What to produce >> Write out all records as given; omit images.

--- begin Material ---

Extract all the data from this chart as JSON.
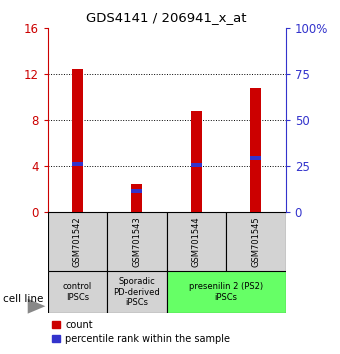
{
  "title": "GDS4141 / 206941_x_at",
  "samples": [
    "GSM701542",
    "GSM701543",
    "GSM701544",
    "GSM701545"
  ],
  "count_values": [
    12.5,
    2.5,
    8.8,
    10.8
  ],
  "percentile_values": [
    26.25,
    11.875,
    25.625,
    29.375
  ],
  "ylim_left": [
    0,
    16
  ],
  "ylim_right": [
    0,
    100
  ],
  "yticks_left": [
    0,
    4,
    8,
    12,
    16
  ],
  "yticks_right": [
    0,
    25,
    50,
    75,
    100
  ],
  "ytick_labels_right": [
    "0",
    "25",
    "50",
    "75",
    "100%"
  ],
  "bar_color_red": "#cc0000",
  "bar_color_blue": "#3333cc",
  "groups": [
    {
      "label": "control\nIPSCs",
      "start": 0,
      "end": 1,
      "color": "#d3d3d3"
    },
    {
      "label": "Sporadic\nPD-derived\niPSCs",
      "start": 1,
      "end": 2,
      "color": "#d3d3d3"
    },
    {
      "label": "presenilin 2 (PS2)\niPSCs",
      "start": 2,
      "end": 4,
      "color": "#66ff66"
    }
  ],
  "bar_width": 0.18,
  "blue_bar_height": 0.35,
  "cell_line_label": "cell line",
  "legend_count": "count",
  "legend_percentile": "percentile rank within the sample",
  "label_color_left": "#cc0000",
  "label_color_right": "#3333cc",
  "dotted_lines": [
    4,
    8,
    12
  ]
}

--- end Material ---

Solution for this task >>
Extract all the data from this chart as JSON.
{
  "title": "GDS4141 / 206941_x_at",
  "samples": [
    "GSM701542",
    "GSM701543",
    "GSM701544",
    "GSM701545"
  ],
  "count_values": [
    12.5,
    2.5,
    8.8,
    10.8
  ],
  "percentile_values": [
    26.25,
    11.875,
    25.625,
    29.375
  ],
  "ylim_left": [
    0,
    16
  ],
  "ylim_right": [
    0,
    100
  ],
  "yticks_left": [
    0,
    4,
    8,
    12,
    16
  ],
  "yticks_right": [
    0,
    25,
    50,
    75,
    100
  ],
  "ytick_labels_right": [
    "0",
    "25",
    "50",
    "75",
    "100%"
  ],
  "bar_color_red": "#cc0000",
  "bar_color_blue": "#3333cc",
  "groups": [
    {
      "label": "control\nIPSCs",
      "start": 0,
      "end": 1,
      "color": "#d3d3d3"
    },
    {
      "label": "Sporadic\nPD-derived\niPSCs",
      "start": 1,
      "end": 2,
      "color": "#d3d3d3"
    },
    {
      "label": "presenilin 2 (PS2)\niPSCs",
      "start": 2,
      "end": 4,
      "color": "#66ff66"
    }
  ],
  "bar_width": 0.18,
  "blue_bar_height": 0.35,
  "cell_line_label": "cell line",
  "legend_count": "count",
  "legend_percentile": "percentile rank within the sample",
  "label_color_left": "#cc0000",
  "label_color_right": "#3333cc",
  "dotted_lines": [
    4,
    8,
    12
  ]
}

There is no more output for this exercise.